TASK TO CARRY OUT: Copy each line of the records that contains the word "ylabel".
[start of MATERIALS PROVIDED]
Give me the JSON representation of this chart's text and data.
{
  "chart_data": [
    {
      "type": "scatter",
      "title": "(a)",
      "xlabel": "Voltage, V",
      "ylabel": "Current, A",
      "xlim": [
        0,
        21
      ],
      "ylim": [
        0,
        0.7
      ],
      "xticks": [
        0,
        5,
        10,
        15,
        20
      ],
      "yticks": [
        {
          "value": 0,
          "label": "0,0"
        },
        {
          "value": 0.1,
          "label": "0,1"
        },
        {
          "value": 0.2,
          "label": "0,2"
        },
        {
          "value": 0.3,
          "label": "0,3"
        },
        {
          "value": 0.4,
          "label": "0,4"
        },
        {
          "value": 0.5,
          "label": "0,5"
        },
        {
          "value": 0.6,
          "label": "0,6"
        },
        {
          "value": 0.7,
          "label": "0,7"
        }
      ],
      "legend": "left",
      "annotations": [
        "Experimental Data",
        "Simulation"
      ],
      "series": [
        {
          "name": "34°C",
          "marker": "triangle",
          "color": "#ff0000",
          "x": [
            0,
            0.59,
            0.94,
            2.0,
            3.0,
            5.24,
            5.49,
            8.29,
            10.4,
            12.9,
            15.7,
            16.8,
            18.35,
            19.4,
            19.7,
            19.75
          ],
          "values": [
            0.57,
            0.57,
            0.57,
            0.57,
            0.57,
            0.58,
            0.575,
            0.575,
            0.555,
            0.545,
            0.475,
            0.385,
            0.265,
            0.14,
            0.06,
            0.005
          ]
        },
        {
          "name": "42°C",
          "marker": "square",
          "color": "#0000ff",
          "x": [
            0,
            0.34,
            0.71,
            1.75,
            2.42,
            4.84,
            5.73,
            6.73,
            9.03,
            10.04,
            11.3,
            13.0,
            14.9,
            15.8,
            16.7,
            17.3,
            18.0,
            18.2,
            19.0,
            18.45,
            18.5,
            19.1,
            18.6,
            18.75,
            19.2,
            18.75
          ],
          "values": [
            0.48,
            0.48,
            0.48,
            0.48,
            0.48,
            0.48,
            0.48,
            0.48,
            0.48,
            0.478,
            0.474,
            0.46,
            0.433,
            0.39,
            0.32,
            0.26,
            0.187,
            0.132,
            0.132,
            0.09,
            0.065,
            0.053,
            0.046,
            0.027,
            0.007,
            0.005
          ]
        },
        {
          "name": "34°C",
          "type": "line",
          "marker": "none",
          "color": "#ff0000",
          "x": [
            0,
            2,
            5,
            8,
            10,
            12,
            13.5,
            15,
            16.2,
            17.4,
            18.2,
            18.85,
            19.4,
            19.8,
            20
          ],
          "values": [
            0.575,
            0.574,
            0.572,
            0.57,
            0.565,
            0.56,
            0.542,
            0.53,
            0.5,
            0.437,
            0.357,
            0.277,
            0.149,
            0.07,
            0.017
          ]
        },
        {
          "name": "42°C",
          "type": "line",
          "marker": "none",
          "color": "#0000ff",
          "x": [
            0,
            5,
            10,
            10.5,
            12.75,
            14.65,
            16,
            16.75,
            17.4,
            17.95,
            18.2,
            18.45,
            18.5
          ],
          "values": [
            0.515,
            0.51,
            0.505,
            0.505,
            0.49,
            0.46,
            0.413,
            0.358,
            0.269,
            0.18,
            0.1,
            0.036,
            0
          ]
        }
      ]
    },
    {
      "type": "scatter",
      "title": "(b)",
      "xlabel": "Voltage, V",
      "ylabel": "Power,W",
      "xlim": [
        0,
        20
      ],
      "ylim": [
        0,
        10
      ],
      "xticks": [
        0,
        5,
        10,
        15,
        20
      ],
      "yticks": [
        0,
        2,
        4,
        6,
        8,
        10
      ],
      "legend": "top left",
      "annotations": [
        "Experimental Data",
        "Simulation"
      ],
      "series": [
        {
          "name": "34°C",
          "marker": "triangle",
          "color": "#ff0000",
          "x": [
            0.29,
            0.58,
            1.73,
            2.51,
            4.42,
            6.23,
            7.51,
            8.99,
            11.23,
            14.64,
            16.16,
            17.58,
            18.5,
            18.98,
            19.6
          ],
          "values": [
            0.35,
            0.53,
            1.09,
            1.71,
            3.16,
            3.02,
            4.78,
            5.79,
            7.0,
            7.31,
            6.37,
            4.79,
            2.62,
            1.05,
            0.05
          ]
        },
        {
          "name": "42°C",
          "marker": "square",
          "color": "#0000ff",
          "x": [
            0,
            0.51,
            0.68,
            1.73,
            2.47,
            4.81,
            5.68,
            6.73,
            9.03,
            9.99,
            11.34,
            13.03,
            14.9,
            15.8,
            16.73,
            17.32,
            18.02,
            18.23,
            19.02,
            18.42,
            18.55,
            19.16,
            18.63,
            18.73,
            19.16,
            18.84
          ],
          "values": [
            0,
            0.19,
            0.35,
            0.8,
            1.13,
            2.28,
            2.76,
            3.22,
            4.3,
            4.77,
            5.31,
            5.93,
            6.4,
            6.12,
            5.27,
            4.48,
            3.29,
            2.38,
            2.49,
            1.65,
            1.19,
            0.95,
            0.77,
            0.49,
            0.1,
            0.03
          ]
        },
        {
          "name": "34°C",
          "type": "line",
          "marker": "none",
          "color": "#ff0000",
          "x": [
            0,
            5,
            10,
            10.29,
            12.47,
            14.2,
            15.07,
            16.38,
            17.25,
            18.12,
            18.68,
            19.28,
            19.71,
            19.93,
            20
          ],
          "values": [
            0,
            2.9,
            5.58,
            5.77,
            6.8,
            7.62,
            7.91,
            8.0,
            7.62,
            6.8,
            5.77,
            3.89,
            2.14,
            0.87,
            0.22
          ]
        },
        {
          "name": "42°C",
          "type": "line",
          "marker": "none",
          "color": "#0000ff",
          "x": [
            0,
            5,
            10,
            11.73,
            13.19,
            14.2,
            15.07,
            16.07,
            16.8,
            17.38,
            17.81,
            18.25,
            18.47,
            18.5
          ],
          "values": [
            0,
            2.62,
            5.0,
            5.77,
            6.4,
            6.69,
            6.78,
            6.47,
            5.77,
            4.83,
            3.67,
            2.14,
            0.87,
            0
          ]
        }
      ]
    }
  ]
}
[end of MATERIALS PROVIDED]
[start of MATERIALS PROVIDED]
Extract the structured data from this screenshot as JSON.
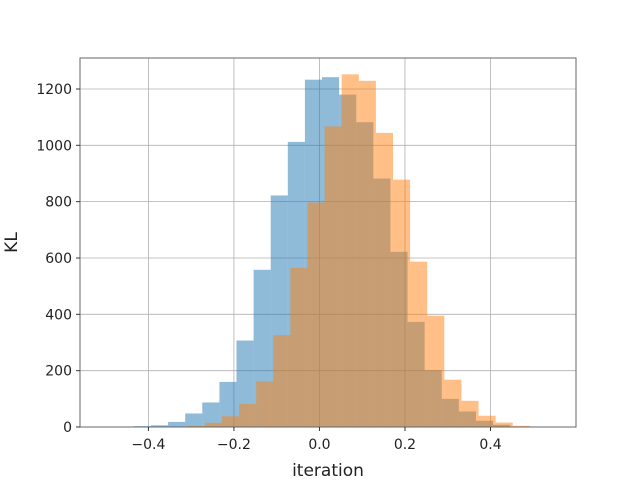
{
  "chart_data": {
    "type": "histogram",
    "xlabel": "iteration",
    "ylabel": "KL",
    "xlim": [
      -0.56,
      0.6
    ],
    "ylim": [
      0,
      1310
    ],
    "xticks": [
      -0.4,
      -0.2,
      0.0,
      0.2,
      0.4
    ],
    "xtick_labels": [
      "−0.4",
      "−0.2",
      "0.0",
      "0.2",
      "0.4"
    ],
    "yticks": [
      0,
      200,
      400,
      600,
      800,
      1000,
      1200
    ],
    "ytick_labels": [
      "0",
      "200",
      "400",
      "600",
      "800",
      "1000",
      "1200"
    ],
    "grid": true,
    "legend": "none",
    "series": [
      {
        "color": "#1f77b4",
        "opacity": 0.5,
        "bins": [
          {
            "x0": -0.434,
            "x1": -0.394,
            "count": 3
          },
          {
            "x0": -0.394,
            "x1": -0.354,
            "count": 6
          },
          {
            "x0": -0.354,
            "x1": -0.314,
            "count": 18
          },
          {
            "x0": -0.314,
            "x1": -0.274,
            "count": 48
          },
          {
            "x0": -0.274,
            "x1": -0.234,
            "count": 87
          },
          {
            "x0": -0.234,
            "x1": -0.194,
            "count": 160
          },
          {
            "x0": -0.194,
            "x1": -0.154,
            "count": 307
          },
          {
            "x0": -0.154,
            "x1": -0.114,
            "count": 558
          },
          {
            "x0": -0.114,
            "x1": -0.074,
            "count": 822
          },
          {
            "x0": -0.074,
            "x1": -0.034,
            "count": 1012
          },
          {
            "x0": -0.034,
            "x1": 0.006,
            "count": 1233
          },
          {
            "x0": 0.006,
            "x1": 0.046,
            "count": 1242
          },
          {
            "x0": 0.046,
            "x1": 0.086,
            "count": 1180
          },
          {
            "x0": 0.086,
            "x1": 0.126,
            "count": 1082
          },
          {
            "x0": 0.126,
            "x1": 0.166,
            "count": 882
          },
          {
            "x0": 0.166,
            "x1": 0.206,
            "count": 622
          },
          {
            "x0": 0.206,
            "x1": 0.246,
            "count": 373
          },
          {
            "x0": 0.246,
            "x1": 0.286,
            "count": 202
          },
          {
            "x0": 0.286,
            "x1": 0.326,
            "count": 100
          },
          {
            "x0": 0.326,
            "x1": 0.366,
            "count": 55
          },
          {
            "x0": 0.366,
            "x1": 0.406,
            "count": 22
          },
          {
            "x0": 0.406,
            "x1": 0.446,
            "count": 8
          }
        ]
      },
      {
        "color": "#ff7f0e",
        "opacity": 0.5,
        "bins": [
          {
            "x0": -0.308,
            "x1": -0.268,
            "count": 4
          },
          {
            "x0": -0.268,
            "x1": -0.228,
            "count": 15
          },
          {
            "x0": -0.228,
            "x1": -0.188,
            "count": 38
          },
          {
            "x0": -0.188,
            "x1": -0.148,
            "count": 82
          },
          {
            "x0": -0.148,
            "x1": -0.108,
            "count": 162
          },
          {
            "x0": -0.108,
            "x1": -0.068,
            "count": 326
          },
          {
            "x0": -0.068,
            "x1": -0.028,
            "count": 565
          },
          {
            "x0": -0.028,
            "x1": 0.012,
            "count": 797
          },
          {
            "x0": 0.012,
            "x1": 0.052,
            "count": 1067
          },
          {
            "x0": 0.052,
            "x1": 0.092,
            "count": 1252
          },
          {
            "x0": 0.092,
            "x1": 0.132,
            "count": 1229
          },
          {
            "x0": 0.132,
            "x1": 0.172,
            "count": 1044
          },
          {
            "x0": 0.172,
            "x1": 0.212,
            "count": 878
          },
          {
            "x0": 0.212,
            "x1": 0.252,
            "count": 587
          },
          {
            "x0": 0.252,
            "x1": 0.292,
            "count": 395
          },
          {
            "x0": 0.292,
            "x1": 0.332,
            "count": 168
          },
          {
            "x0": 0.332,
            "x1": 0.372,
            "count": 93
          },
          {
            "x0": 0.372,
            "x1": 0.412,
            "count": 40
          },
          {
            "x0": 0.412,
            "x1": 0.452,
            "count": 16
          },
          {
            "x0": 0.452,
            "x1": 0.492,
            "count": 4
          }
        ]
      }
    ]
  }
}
[end of MATERIALS PROVIDED]
[start of MATERIALS PROVIDED]
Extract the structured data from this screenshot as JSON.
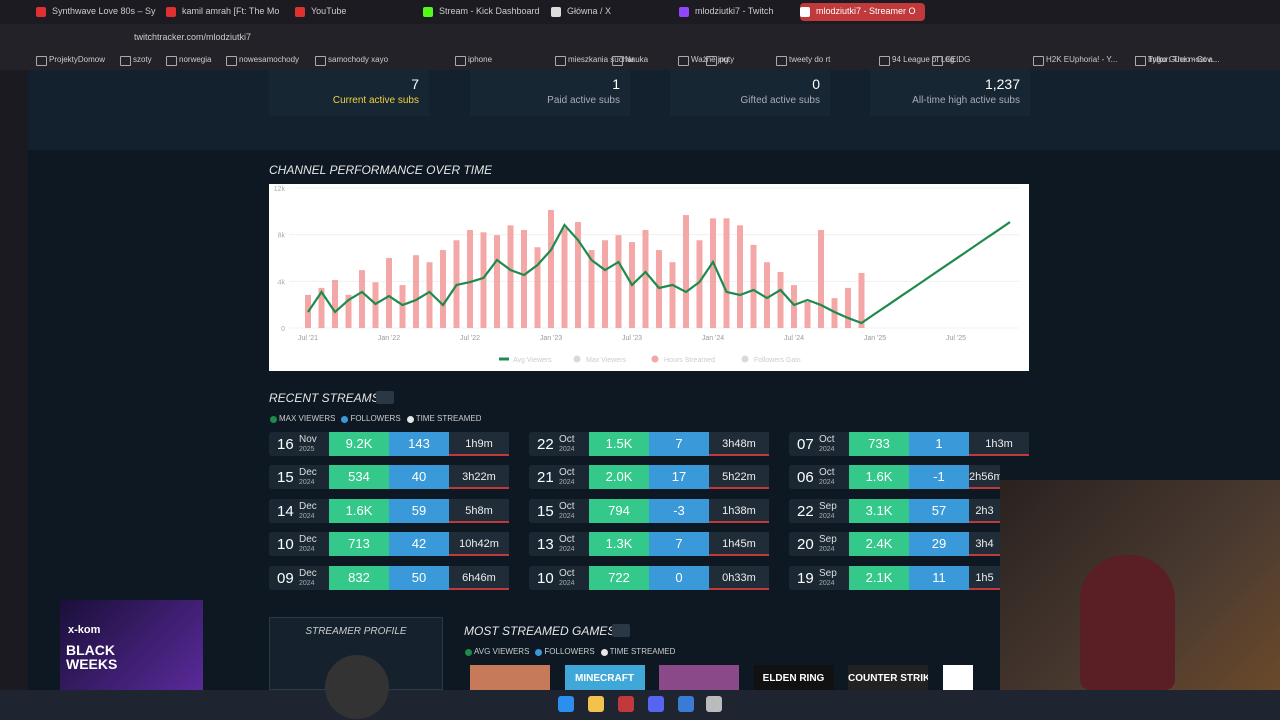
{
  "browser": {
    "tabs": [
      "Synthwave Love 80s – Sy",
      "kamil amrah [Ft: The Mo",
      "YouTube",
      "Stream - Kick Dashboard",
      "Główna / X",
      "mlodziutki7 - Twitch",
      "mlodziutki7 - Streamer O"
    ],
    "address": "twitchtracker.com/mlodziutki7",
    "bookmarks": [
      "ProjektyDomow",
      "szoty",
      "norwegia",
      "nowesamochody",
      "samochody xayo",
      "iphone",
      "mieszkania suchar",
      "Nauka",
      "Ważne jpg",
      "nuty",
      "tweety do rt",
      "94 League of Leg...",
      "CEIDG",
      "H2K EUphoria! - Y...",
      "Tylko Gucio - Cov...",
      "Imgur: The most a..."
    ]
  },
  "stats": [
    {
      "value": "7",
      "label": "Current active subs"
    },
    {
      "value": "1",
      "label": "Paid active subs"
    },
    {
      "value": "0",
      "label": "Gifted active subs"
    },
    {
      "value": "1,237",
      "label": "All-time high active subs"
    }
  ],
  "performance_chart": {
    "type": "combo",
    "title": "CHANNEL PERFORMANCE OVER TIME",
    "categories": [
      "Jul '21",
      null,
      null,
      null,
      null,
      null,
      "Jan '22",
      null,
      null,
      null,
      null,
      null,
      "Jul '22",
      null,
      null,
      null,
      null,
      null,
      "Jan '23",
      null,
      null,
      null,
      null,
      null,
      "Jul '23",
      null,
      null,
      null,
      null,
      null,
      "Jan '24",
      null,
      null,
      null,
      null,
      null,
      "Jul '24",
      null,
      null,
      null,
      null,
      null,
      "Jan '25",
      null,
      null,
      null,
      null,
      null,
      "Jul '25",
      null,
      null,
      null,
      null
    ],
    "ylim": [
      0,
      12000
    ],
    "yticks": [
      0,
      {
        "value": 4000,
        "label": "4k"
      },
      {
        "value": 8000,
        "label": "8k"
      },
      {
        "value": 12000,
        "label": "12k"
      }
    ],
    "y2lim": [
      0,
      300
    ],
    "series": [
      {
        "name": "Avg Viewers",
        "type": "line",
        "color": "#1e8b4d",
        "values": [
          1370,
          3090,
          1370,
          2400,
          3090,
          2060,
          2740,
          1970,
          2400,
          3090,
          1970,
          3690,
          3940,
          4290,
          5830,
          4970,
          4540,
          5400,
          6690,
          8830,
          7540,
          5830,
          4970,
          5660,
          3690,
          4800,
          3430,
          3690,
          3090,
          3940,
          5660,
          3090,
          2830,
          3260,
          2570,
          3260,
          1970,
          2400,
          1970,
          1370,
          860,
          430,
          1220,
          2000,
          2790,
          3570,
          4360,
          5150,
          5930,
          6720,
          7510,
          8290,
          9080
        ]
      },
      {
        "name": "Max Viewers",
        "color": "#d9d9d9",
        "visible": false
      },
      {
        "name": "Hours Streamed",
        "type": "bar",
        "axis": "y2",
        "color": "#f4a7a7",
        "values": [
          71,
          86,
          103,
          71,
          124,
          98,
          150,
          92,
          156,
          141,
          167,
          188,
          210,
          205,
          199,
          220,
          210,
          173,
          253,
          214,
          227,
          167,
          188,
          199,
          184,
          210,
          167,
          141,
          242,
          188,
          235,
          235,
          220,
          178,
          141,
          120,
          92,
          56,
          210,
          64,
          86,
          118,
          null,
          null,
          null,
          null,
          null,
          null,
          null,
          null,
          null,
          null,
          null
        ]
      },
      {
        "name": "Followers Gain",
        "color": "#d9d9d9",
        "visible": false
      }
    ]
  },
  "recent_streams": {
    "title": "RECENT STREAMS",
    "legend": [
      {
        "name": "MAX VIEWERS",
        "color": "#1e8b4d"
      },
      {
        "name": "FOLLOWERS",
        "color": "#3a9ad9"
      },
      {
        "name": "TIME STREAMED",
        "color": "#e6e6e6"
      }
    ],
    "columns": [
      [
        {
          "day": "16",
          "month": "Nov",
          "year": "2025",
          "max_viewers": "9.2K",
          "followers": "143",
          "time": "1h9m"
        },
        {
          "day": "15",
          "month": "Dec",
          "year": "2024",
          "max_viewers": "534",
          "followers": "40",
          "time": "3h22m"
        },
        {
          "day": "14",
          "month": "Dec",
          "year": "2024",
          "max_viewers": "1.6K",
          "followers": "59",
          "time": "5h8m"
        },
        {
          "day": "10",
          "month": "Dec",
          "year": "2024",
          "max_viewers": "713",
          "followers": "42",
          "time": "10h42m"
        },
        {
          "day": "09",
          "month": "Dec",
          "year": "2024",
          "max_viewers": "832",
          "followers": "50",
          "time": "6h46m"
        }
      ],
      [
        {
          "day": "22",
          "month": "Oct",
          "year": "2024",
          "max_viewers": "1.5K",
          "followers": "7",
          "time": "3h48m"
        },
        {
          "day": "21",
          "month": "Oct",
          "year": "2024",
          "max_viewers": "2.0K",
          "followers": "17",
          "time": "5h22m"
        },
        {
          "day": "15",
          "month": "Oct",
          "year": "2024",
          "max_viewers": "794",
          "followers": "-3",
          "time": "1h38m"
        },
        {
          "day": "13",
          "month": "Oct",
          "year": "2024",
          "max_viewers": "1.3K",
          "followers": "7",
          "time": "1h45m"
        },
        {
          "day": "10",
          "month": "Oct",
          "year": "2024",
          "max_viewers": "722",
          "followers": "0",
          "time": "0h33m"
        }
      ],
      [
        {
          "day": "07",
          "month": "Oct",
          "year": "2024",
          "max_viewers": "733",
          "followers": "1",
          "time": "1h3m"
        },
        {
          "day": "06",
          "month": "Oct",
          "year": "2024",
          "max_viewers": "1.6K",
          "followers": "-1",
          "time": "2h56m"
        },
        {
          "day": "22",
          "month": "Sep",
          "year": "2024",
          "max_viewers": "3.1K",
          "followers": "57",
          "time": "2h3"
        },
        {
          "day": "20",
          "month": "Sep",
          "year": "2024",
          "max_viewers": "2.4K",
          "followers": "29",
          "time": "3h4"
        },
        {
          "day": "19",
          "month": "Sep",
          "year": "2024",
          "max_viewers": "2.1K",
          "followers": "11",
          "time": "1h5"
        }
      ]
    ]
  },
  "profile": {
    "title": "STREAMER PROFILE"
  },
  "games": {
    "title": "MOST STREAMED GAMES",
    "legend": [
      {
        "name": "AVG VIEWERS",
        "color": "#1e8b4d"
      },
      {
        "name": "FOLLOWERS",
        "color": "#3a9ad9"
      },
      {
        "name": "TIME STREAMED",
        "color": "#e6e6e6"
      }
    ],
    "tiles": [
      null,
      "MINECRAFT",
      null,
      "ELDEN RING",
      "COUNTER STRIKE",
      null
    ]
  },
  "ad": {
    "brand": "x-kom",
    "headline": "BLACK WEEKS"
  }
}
[end of MATERIALS PROVIDED]
THE SOLUTION:
      "ylabel": "Current, A",
      "ylabel": "Power,W",
    "ylabel": "KL",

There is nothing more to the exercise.